• REQUIREMENTS: Below are records. Copy every line with "activities" in it.

(Collection entries)
=====
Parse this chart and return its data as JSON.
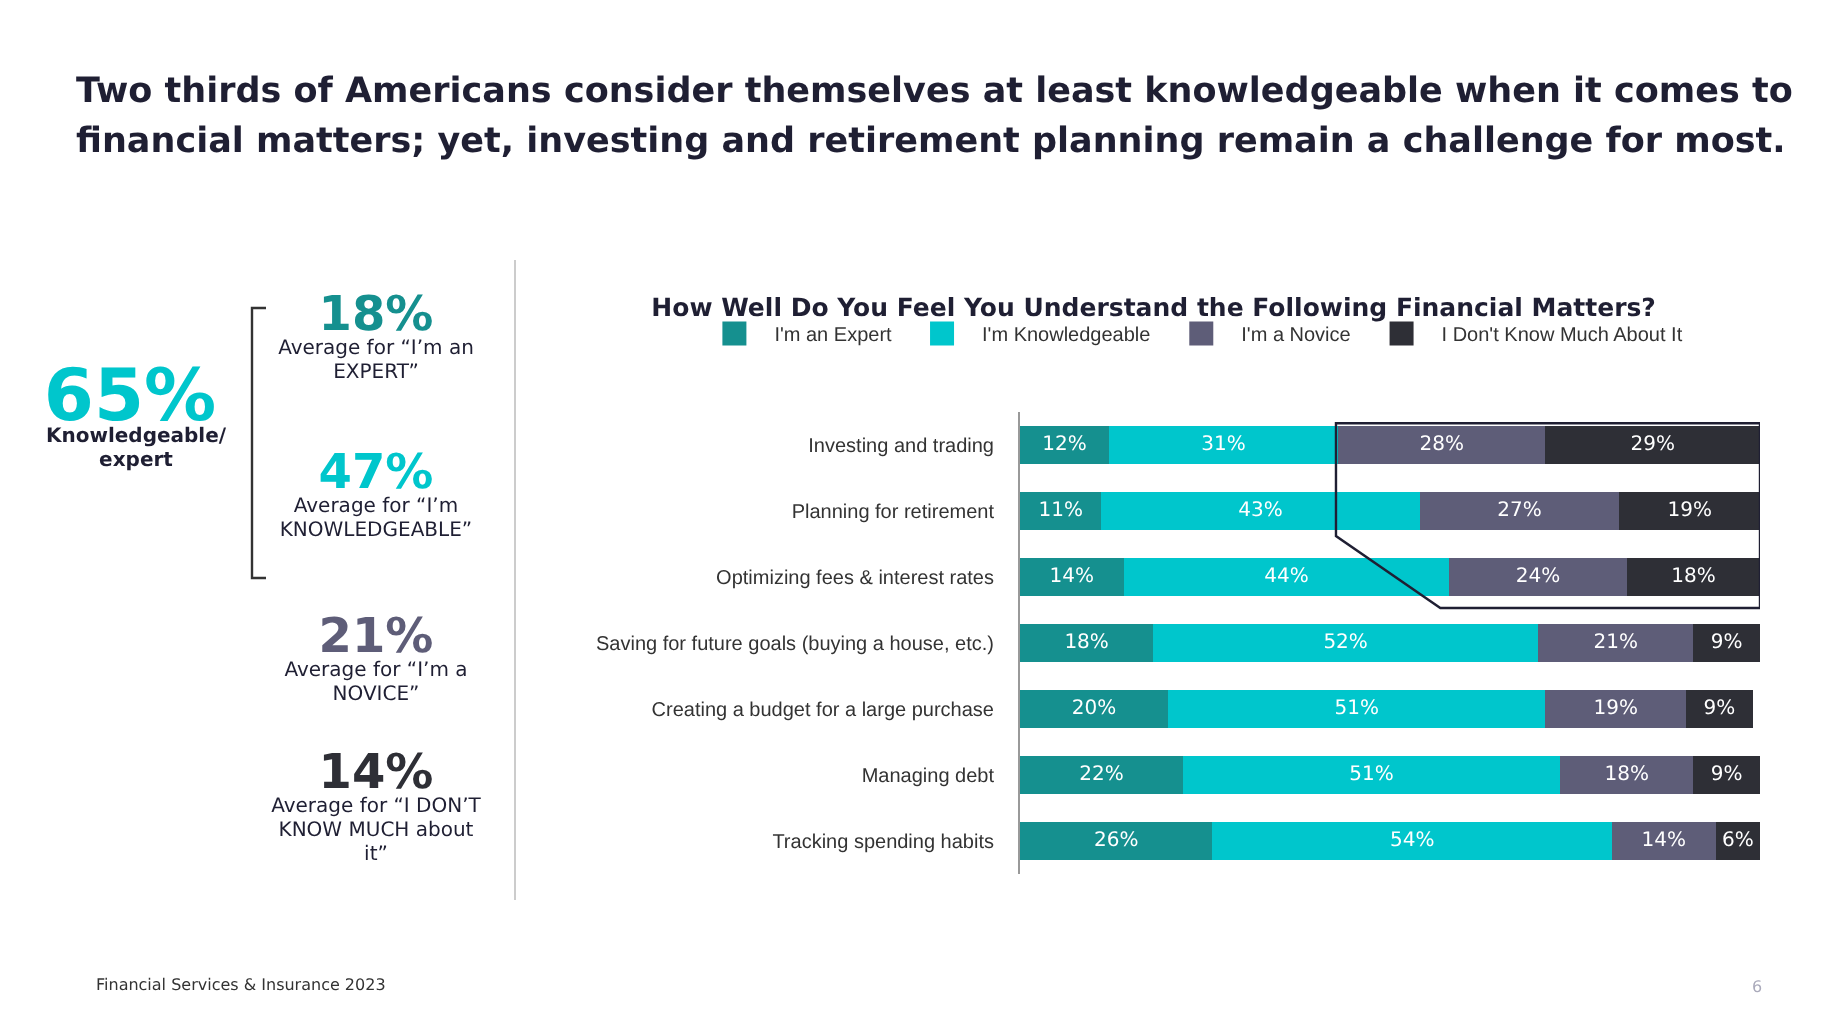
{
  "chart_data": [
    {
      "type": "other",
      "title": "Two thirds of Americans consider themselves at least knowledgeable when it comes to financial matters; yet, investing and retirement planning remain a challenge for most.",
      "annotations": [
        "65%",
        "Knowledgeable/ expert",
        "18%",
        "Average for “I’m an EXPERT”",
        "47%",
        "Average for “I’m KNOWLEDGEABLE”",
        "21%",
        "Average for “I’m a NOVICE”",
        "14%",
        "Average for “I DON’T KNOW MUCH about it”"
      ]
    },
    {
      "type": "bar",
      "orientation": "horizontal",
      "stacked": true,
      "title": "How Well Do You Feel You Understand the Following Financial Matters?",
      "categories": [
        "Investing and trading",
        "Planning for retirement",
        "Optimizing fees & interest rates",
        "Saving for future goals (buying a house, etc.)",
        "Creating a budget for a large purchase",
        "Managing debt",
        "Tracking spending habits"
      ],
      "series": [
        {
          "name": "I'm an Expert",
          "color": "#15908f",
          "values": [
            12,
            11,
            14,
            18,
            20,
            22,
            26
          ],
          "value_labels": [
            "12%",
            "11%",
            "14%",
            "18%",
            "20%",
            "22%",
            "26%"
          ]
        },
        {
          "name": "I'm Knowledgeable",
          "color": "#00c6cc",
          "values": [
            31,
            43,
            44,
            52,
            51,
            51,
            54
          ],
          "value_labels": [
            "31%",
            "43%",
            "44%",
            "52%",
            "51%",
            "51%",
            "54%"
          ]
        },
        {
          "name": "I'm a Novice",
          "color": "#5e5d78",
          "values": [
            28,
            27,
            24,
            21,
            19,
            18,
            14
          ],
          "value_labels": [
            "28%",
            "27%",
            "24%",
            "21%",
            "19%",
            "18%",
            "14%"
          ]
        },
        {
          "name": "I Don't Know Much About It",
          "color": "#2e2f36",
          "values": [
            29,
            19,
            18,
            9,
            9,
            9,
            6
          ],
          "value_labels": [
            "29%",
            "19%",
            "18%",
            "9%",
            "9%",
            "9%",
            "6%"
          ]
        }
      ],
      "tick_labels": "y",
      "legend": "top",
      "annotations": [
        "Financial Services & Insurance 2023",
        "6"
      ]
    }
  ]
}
=====
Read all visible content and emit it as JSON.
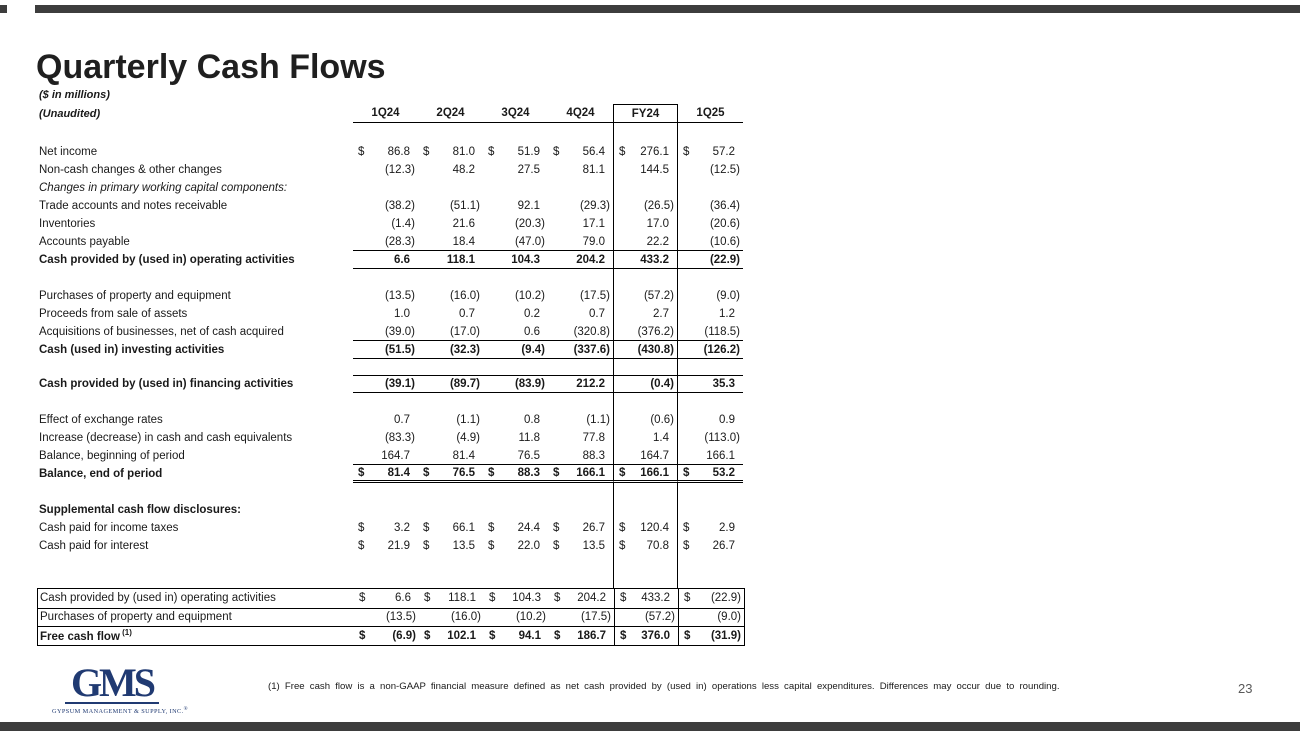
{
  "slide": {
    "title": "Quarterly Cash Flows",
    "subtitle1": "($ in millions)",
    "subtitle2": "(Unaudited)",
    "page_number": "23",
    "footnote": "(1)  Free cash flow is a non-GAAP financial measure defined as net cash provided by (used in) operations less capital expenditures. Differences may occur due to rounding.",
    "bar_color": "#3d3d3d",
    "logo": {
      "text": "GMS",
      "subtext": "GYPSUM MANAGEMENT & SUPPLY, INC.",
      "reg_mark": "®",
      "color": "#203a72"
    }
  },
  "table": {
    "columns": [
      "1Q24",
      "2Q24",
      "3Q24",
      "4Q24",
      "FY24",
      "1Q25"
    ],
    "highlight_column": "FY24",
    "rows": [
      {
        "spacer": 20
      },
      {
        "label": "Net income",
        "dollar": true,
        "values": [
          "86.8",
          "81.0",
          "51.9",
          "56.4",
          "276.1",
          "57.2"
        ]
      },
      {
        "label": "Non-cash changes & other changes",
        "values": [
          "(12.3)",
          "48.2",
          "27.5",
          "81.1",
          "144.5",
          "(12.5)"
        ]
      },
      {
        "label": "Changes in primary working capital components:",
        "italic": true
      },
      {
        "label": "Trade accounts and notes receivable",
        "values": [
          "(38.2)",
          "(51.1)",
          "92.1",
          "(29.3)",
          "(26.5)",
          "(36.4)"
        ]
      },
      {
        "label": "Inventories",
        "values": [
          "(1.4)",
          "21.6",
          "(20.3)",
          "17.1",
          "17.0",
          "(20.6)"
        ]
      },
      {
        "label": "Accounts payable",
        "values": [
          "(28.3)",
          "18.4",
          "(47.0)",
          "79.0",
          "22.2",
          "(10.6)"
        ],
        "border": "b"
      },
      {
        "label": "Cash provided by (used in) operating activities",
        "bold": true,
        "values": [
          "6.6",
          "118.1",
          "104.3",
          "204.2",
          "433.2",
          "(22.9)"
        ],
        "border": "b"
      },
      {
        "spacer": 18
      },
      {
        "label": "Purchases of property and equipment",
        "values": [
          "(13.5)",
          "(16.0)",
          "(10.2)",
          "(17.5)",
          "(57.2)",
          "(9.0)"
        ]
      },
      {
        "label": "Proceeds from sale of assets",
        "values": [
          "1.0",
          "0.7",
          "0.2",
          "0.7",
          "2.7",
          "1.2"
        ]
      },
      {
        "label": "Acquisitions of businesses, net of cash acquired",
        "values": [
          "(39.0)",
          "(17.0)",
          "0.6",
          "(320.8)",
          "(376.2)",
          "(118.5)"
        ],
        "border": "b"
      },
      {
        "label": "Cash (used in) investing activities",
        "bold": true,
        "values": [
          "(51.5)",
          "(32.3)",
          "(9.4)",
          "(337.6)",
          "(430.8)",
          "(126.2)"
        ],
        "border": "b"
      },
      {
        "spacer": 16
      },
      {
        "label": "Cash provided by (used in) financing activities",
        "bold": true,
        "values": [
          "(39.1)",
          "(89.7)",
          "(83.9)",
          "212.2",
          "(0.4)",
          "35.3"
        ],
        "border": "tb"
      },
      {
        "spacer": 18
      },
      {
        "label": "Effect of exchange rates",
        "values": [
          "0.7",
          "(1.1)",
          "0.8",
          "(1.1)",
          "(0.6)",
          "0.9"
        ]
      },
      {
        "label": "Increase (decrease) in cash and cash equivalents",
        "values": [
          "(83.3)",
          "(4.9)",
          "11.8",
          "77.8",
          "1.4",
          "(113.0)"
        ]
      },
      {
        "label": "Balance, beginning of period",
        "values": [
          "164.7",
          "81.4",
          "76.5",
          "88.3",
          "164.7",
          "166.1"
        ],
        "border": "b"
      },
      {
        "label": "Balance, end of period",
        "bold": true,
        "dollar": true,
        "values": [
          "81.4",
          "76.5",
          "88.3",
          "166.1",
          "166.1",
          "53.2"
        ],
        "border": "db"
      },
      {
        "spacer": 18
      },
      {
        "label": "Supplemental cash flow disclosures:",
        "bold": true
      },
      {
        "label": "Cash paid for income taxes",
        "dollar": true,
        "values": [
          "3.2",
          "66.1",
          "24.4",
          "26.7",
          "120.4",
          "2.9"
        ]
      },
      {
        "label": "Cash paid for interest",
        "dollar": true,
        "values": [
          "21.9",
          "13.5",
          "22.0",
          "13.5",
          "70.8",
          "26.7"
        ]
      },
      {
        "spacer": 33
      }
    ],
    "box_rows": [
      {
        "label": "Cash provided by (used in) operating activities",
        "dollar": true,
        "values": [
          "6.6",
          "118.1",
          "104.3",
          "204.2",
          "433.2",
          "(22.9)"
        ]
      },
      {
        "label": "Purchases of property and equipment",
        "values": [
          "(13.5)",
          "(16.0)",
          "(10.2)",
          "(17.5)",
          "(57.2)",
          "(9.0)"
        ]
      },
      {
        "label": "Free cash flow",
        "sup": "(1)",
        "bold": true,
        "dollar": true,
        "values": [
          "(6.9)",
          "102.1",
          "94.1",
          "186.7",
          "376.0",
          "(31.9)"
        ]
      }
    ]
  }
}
=====
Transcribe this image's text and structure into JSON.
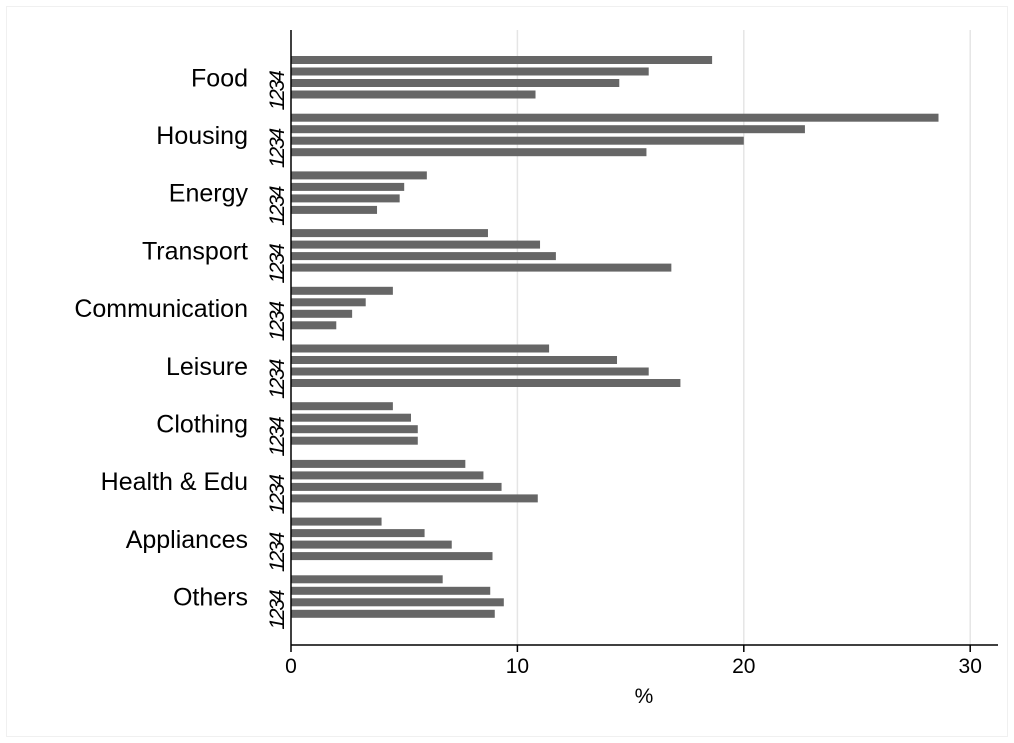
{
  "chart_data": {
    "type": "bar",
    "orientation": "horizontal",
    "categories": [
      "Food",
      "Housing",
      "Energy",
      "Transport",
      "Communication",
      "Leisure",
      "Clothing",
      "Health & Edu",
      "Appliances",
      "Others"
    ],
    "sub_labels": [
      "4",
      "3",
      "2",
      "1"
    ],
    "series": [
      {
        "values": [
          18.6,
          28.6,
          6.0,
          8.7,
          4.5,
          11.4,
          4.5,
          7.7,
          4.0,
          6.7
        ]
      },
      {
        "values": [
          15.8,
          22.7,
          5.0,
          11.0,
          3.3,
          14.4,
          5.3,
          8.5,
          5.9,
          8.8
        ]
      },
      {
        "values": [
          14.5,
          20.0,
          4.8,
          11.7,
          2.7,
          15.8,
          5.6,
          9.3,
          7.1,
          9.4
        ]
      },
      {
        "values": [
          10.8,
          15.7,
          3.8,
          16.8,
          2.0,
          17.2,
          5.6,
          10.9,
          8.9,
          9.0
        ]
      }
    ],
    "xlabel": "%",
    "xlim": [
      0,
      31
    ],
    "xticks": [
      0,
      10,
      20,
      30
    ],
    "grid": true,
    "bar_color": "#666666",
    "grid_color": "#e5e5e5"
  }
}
=====
• WRITTEN ANSWER:
        "label": "Cash provided by (used in) operating activities",
        "label": "Cash (used in) investing activities",
        "label": "Cash provided by (used in) financing activities",
        "label": "Cash provided by (used in) operating activities",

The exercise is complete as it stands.